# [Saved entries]
________________________

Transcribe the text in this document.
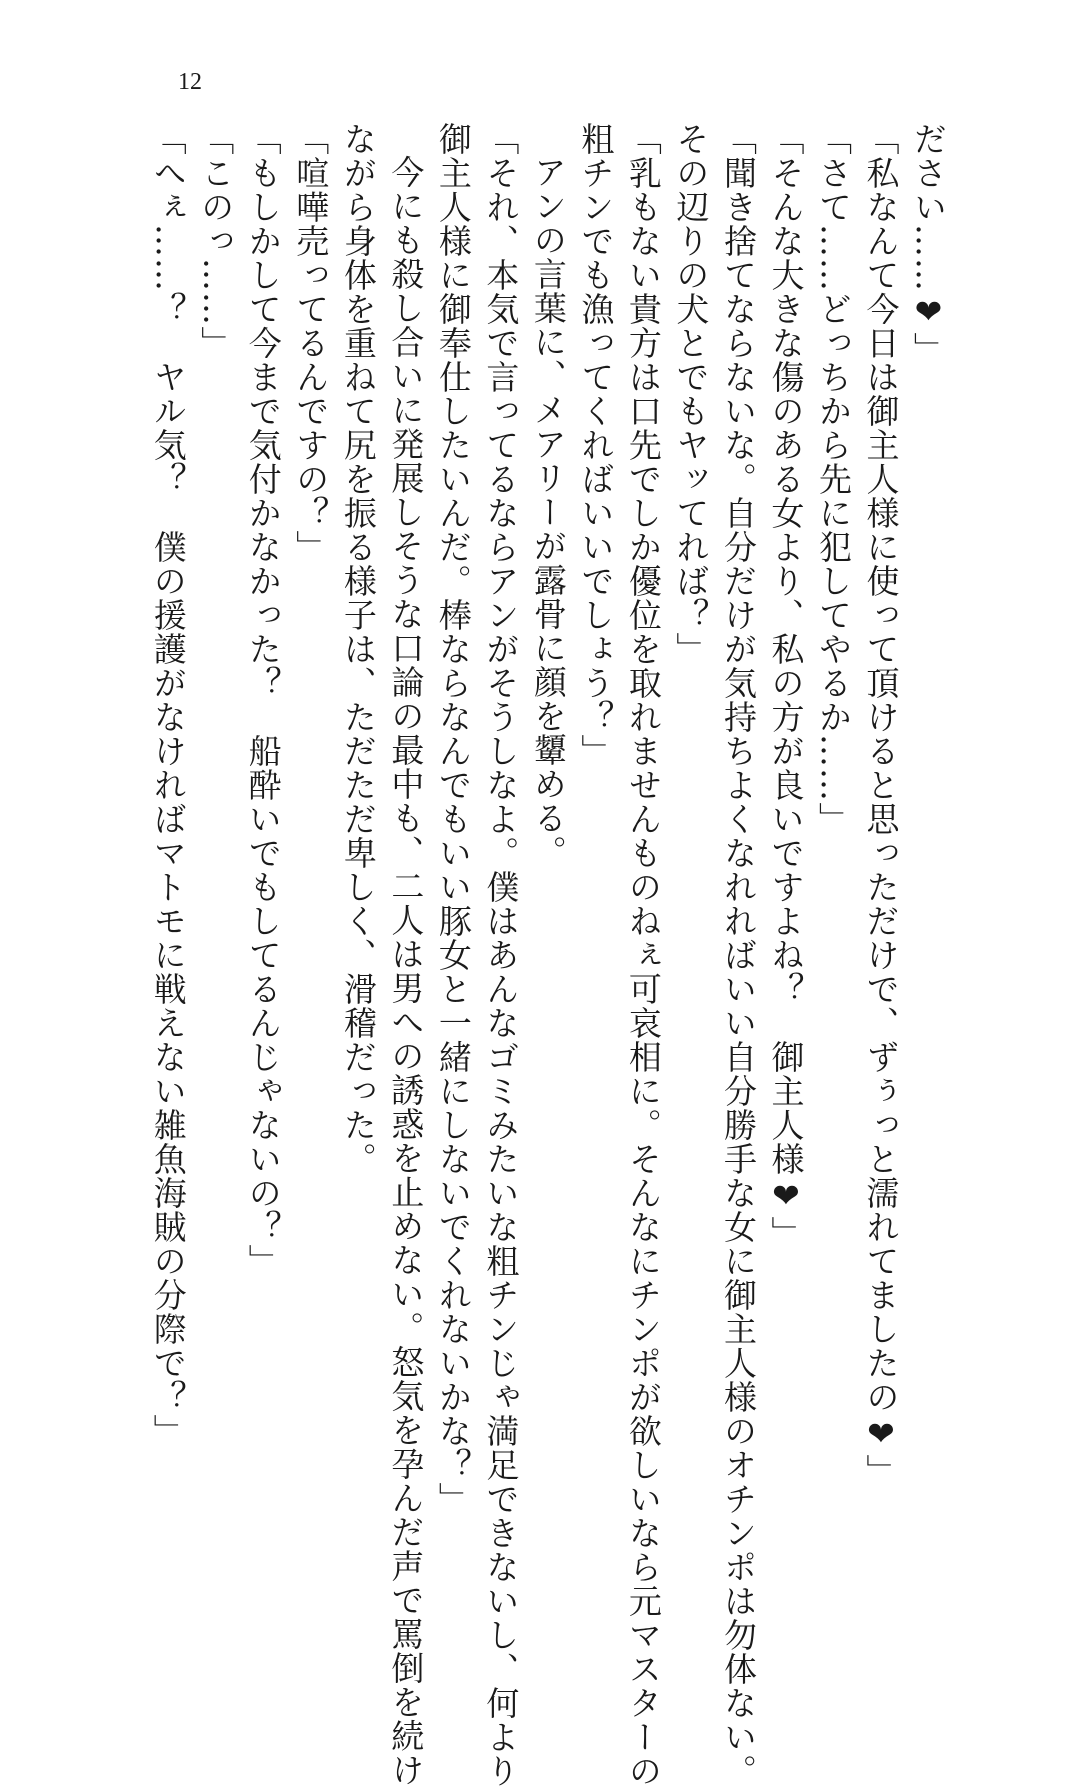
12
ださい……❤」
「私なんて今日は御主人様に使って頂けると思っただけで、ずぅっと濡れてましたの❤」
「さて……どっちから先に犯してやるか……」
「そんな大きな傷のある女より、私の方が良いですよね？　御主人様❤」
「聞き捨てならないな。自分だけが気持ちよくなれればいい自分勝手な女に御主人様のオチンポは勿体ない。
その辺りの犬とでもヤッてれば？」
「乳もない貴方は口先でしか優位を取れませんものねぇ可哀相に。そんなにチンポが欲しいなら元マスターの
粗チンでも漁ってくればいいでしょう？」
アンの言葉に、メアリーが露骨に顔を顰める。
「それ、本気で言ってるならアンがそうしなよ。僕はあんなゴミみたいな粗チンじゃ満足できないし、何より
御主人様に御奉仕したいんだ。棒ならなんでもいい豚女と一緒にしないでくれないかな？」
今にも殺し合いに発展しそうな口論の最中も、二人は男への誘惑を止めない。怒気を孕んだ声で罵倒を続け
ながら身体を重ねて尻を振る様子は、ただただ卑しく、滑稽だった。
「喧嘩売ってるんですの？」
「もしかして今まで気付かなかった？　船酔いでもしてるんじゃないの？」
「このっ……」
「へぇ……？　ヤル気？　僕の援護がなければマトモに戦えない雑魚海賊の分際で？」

________________________

# [Goal of the exercise]
Exclude every picture and copy the remaining data exactly.

# [Result of the task]
Transcribe the text in this document.
12
ださい……❤」
「私なんて今日は御主人様に使って頂けると思っただけで、ずぅっと濡れてましたの❤」
「さて……どっちから先に犯してやるか……」
「そんな大きな傷のある女より、私の方が良いですよね？　御主人様❤」
「聞き捨てならないな。自分だけが気持ちよくなれればいい自分勝手な女に御主人様のオチンポは勿体ない。
その辺りの犬とでもヤッてれば？」
「乳もない貴方は口先でしか優位を取れませんものねぇ可哀相に。そんなにチンポが欲しいなら元マスターの
粗チンでも漁ってくればいいでしょう？」
アンの言葉に、メアリーが露骨に顔を顰める。
「それ、本気で言ってるならアンがそうしなよ。僕はあんなゴミみたいな粗チンじゃ満足できないし、何より
御主人様に御奉仕したいんだ。棒ならなんでもいい豚女と一緒にしないでくれないかな？」
今にも殺し合いに発展しそうな口論の最中も、二人は男への誘惑を止めない。怒気を孕んだ声で罵倒を続け
ながら身体を重ねて尻を振る様子は、ただただ卑しく、滑稽だった。
「喧嘩売ってるんですの？」
「もしかして今まで気付かなかった？　船酔いでもしてるんじゃないの？」
「このっ……」
「へぇ……？　ヤル気？　僕の援護がなければマトモに戦えない雑魚海賊の分際で？」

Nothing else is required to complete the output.